--- begin Text block ---

Remarks at Cedar Falls Utilities in Cedar Falls, Iowa
The President. Hello, Cedar Falls!
Audience members. Hello!
Audience member. Welcome!
The President. Thank you. It's good to be back.
Well, first of all, give Marc a big round of applause for the introduction and the great work he's doing. I also want to thank Mayor Jon Crews as well as Jim Krieg and the whole team here at Cedar Falls Utilities for hosting us here today. Give them a big round of applause.
We've got our Commerce Secretary, Penny Pritzker, here, as well as Iowa Congressman Dave Loebsack and Attorney General Tom Miller. [Applause] Yay, Tom! And I was reminded by the president that we have to give a shout-out to a top-25 basketball team that you've got here in town. The president was lobbying me about putting them in my brackets. I said, it's a little early. [Laughter] I've got to kind of see what happens the second half of the season.
Audience member. [Inaudible]
The President. [Laughter] The Panthers are putting together a heck of a season again. And I think most folks learned a few years ago that when March rolls around, you do not bet against UNI.
Now, it's great to be back. I've seen a lot of good friends. Unfortunately, they're not giving me time to grab a beer down at the Pump Haus this trip, although I understand the mayor said he'd brought a Bud Light with me—or for me. The mayor brought a Bud Light, and he's trying to sneak it around Secret Service. [Laughter] But obviously, it's wonderful coming back to Iowa, even during winter, in fact, especially in the cold. These folks in Washington can't handle the cold. We know how to handle cold in the Midwest.
And here in Iowa, on a cold January caucus night about 7 years ago, we talked about change and said that it was time for us to move this country in a new direction. And obviously, a lot has changed. I'm much grayer, for example. [Laughter]
As a country, we fought through the worst financial crisis and recession in our lifetimes. But the American people showed a lot of resilience and resolve. And there is no doubt about it: Thanks to the steps that we took early to rescue the economy, to rebuild it on a new foundation, America is coming back.
Last year was the strongest year for job growth since the 1990s. Unemployment fell in 2014 faster than any year since 1984. Our businesses have created more than 11 million jobs in the last 58 straight months. That's the longest stretch of private sector job growth in American history. Since 2010, America has put more people back to work than Europe, Japan, and every other advanced economy combined. And a lot of folks talk about some of the jobs are being created in the service sector, they're not paying as much. The truth is, American manufacturing is in its best stretch of job growth since the 1990s. Manufacturing is actually growing faster than the rest of the economy. Meanwhile, America is now the number-one producer of oil and gas in the world. And by the way, you're saving about a buck-20 a gallon at the pump over this time last year.

--- end Text block ---
--- begin Data segment ---

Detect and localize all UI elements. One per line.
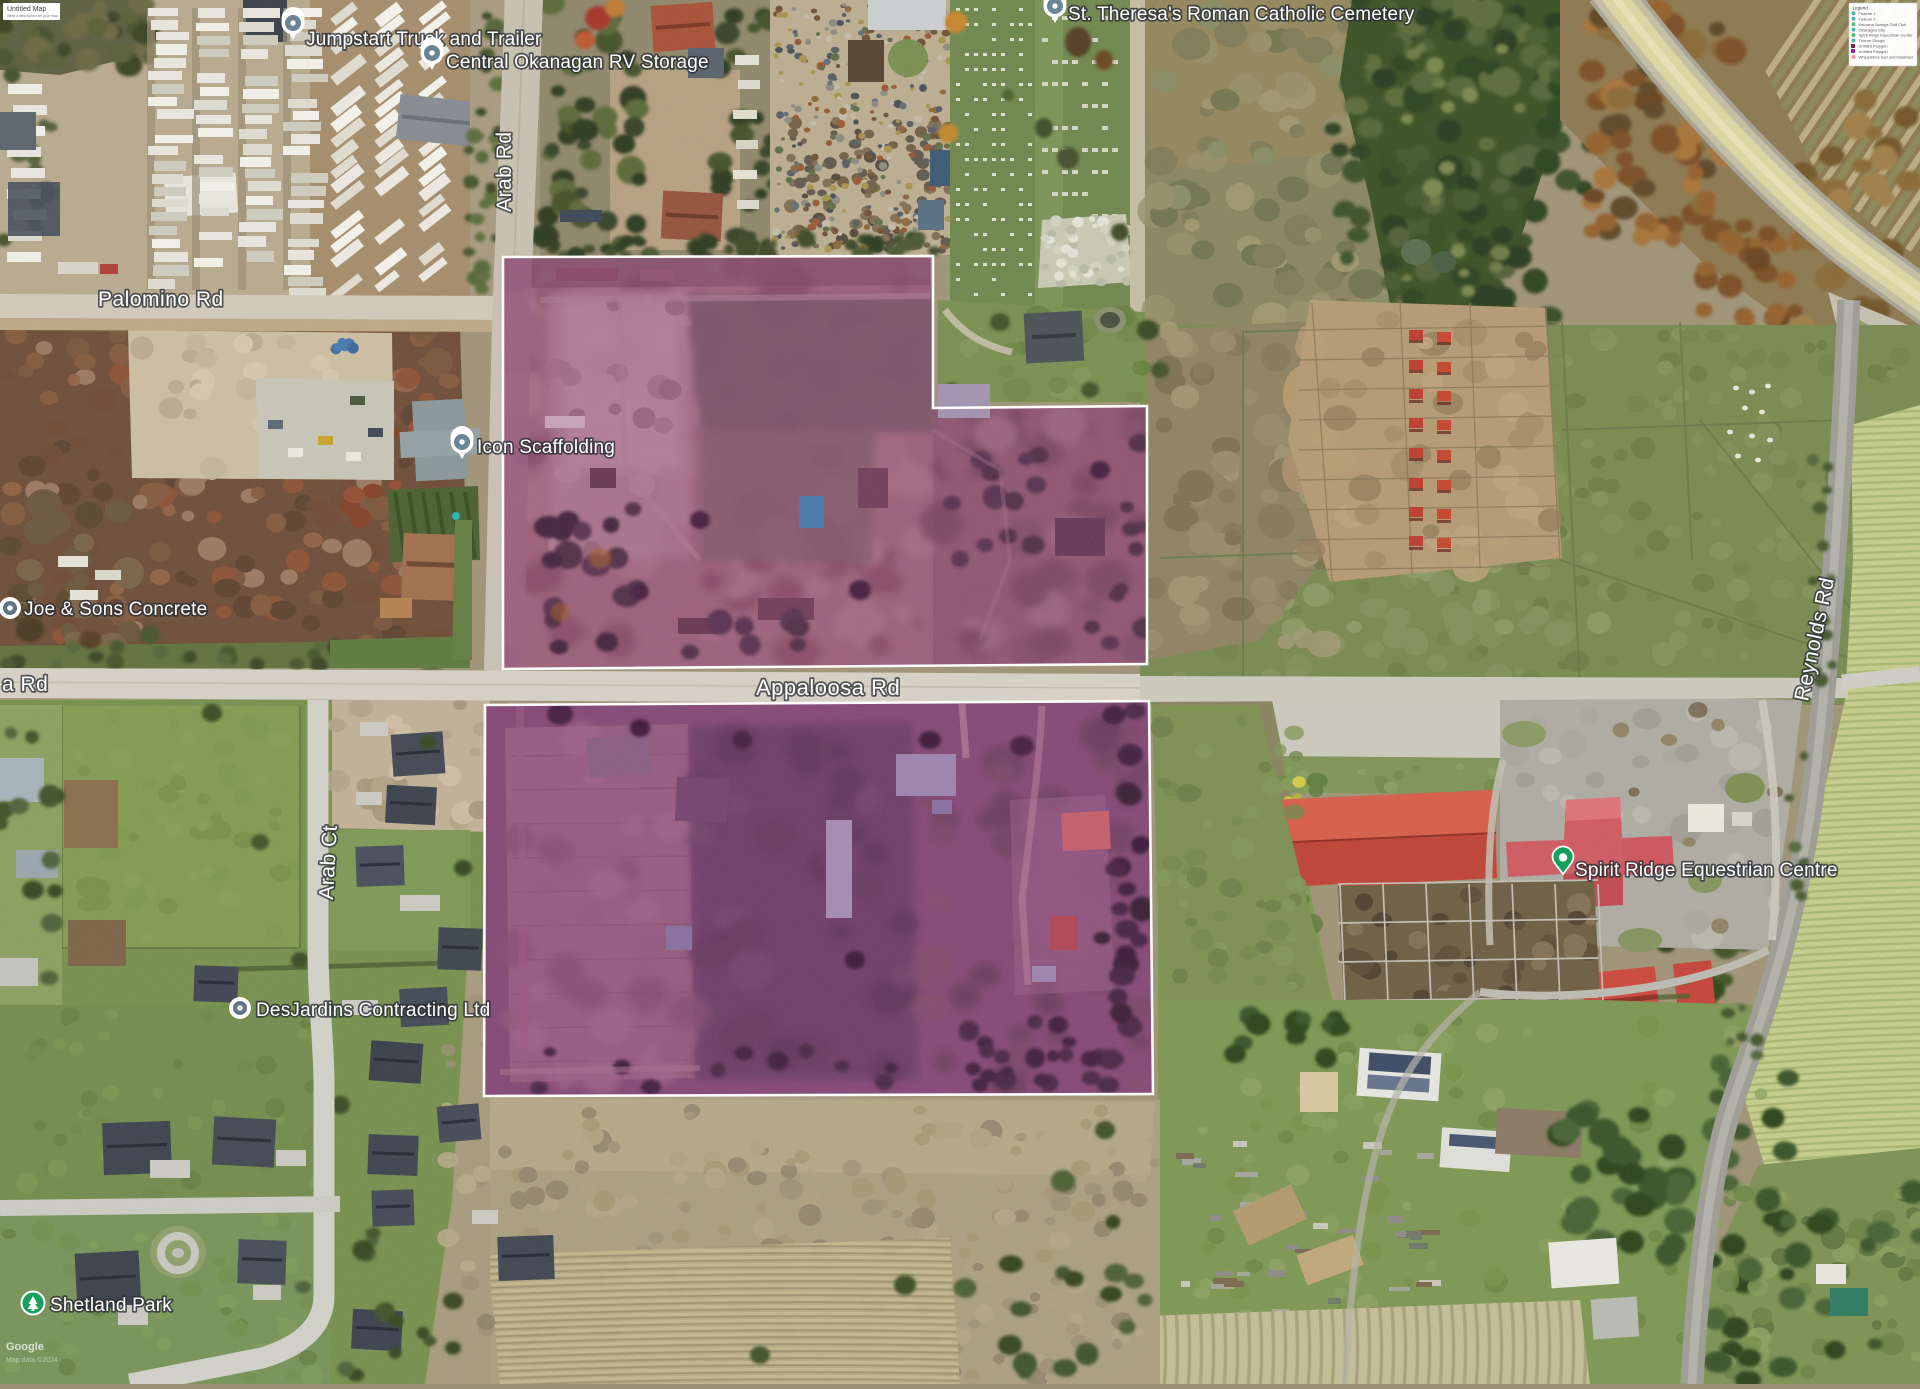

--- end Data segment ---

### [List of tasks]
1/ In the Cedar Falls remarks, how many jobs does the speaker say American businesses have created, and over how many months?
2/ Continue the Cedar Falls remarks from their final sentence.

### [Answers to the exercise]
1/ More than 11 million jobs in the last 58 straight months.

2/
So these past 6 years were trying, demanded a lot of hard work, a lot of sacrifice on everybody's part. But as a country, we have a right to be proud about what we've got to show for it. America's resurgence is real, and we're better position than any country on Earth to succeed in the 21st century.
Now, on Tuesday, I'm going to deliver my State of the Union Address, and in my speech, I'm going to focus on how we can build on the progress we've already made and help more Americans feel that resurgence in their daily lives, with higher wages and rising incomes and growing our middle class. But since I only got 2 years in office left, I'm kind of in a rush—[laughter]—so I didn't want to wait until the State of the Union to share some of my ideas and some of my plans.
I've been traveling across the country rolling out some of these ideas: plans to help more families afford a home, plans to make more students—can attend community college without loading up with debt, plans to make more workers find good jobs in high-tech manufacturing. And in the 21st century, in this age of innovation and in technology, so much of the prosperity that we're striving for, so many of the jobs that we want to create depend on our digital economy. It depends on our ability to connect and to shop and to do business and discover and learn online, in cyberspace.
So this week, I've been laying out new proposals on how we can keep seizing these opportunities in this Information Age, while at the same time protecting our security and our privacy and our prosperity and our values. On Monday, I announced new steps to protect American consumers from identity theft and make sure that your privacy is protected. Yesterday I spoke at the Department of Homeland Security about how we can work with the private sector to better defend American companies against cyber attacks.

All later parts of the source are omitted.